WHAT TO DO
Pick out the lines below that include the string "indexy".

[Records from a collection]
* Begin *

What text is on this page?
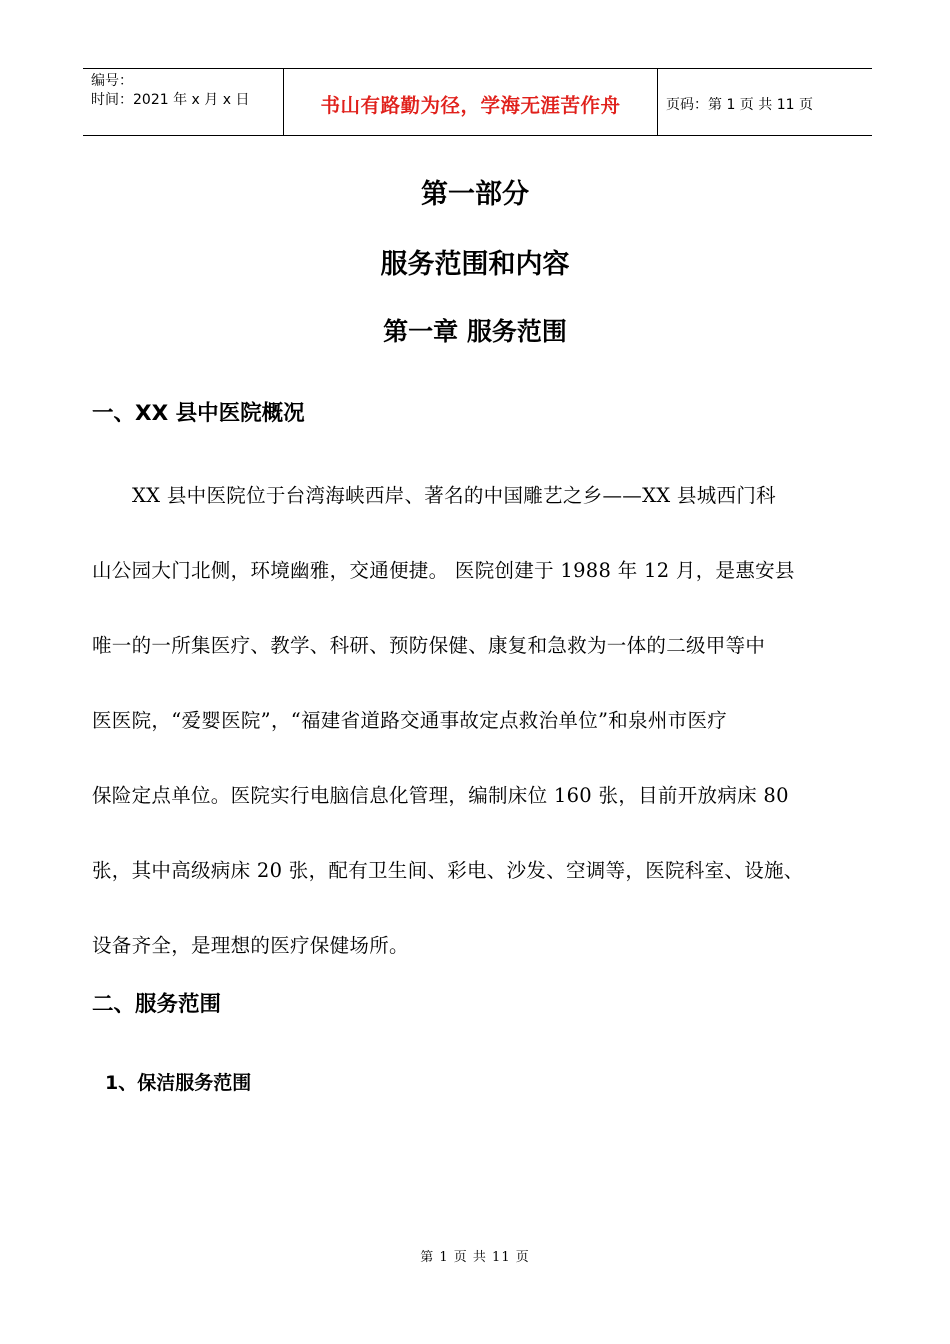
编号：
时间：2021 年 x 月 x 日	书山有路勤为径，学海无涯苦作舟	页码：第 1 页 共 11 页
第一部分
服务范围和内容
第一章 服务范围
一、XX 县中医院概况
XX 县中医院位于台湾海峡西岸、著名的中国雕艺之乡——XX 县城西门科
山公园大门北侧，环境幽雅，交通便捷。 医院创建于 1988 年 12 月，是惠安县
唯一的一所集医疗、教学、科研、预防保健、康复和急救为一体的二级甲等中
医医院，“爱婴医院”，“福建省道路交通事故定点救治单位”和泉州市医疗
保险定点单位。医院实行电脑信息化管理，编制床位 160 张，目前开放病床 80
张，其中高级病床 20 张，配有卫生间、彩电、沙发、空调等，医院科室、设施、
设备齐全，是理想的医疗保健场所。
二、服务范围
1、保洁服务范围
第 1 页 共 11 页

* End *
* Begin *

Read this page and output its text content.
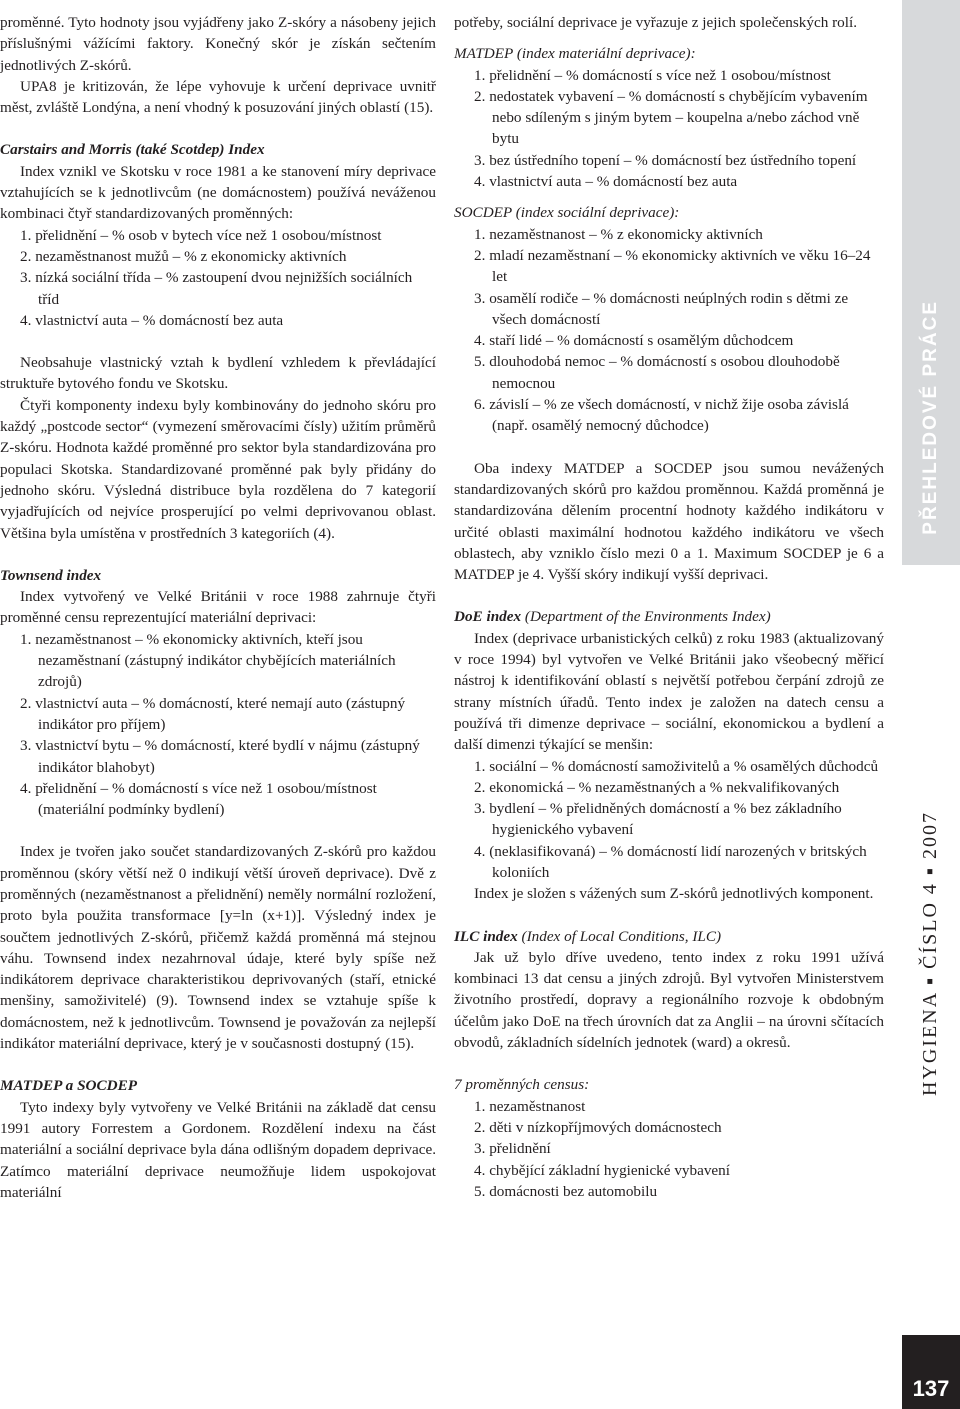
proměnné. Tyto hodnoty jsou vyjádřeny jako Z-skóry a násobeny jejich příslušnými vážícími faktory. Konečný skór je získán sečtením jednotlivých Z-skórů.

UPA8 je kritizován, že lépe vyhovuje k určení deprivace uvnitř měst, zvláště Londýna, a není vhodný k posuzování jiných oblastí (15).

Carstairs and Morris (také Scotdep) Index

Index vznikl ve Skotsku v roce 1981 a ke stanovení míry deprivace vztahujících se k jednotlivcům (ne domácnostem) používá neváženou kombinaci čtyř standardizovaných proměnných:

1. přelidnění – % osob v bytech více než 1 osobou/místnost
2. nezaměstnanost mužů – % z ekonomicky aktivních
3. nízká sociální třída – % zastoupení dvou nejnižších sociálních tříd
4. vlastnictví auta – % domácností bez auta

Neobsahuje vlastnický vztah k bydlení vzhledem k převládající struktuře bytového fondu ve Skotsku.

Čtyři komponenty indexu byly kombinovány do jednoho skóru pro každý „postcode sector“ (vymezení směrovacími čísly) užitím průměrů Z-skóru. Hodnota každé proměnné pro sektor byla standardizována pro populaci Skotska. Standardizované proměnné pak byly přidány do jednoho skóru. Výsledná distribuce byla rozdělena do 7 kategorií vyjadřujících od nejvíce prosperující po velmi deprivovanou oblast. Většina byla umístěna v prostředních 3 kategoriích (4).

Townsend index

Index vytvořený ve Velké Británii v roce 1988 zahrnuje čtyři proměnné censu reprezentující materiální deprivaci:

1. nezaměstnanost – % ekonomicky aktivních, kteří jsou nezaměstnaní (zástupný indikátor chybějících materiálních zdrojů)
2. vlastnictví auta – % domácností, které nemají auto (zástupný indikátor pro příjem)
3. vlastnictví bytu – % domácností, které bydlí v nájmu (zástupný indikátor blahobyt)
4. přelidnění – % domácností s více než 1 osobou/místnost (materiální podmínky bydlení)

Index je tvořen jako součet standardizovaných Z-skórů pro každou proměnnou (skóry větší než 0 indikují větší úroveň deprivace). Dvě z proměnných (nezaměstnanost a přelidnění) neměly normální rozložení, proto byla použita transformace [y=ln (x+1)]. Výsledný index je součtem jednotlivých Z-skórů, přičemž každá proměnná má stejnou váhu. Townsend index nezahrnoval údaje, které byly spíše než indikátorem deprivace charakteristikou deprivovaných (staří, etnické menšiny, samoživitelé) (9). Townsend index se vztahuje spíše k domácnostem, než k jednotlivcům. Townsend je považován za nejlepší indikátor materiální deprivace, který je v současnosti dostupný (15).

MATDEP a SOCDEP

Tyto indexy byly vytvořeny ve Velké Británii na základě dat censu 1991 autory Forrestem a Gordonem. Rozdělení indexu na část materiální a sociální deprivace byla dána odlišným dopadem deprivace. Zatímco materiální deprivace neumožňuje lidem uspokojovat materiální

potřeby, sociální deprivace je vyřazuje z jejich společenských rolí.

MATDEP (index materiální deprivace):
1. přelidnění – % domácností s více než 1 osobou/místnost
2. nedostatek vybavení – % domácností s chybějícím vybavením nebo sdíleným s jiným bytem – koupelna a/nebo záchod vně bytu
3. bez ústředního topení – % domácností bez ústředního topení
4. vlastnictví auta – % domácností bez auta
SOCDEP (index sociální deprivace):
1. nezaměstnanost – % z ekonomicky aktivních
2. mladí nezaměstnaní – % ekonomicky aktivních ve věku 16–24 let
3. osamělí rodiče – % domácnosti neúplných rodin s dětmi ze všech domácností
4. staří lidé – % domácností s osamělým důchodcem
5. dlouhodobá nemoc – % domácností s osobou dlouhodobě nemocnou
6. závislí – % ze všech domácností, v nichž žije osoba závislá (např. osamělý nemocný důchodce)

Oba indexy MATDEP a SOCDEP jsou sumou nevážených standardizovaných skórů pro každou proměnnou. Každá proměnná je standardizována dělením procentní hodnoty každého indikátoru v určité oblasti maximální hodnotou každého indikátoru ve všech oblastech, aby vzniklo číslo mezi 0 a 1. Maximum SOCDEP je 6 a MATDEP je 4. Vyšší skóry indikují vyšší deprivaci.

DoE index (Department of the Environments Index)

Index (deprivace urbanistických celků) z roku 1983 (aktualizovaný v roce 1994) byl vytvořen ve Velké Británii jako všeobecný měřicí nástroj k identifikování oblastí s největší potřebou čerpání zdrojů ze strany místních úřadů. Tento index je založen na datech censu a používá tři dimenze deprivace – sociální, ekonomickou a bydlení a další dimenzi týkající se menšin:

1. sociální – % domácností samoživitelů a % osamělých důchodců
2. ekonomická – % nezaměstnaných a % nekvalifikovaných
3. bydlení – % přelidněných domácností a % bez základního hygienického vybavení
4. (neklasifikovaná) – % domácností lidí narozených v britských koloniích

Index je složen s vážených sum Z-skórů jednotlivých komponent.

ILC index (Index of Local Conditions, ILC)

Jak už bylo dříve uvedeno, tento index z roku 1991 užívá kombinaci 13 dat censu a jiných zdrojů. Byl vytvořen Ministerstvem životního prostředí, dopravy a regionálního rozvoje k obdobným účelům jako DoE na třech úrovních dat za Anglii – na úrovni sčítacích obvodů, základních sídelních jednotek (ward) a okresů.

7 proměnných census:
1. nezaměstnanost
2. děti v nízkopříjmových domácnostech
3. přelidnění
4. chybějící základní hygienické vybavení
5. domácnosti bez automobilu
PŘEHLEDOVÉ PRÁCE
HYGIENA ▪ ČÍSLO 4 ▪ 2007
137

* End *

CORRECT RESULT
Tyto indexy byly vytvořeny ve Velké Británii na základě dat censu 1991 autory Forrestem a Gordonem. Rozdělení indexu na část materiální a sociální deprivace byla dána odlišným dopadem deprivace. Zatímco materiální deprivace neumožňuje lidem uspokojovat materiální
Oba indexy MATDEP a SOCDEP jsou sumou nevážených standardizovaných skórů pro každou proměnnou. Každá proměnná je standardizována dělením procentní hodnoty každého indikátoru v určité oblasti maximální hodnotou každého indikátoru ve všech oblastech, aby vzniklo číslo mezi 0 a 1. Maximum SOCDEP je 6 a MATDEP je 4. Vyšší skóry indikují vyšší deprivaci.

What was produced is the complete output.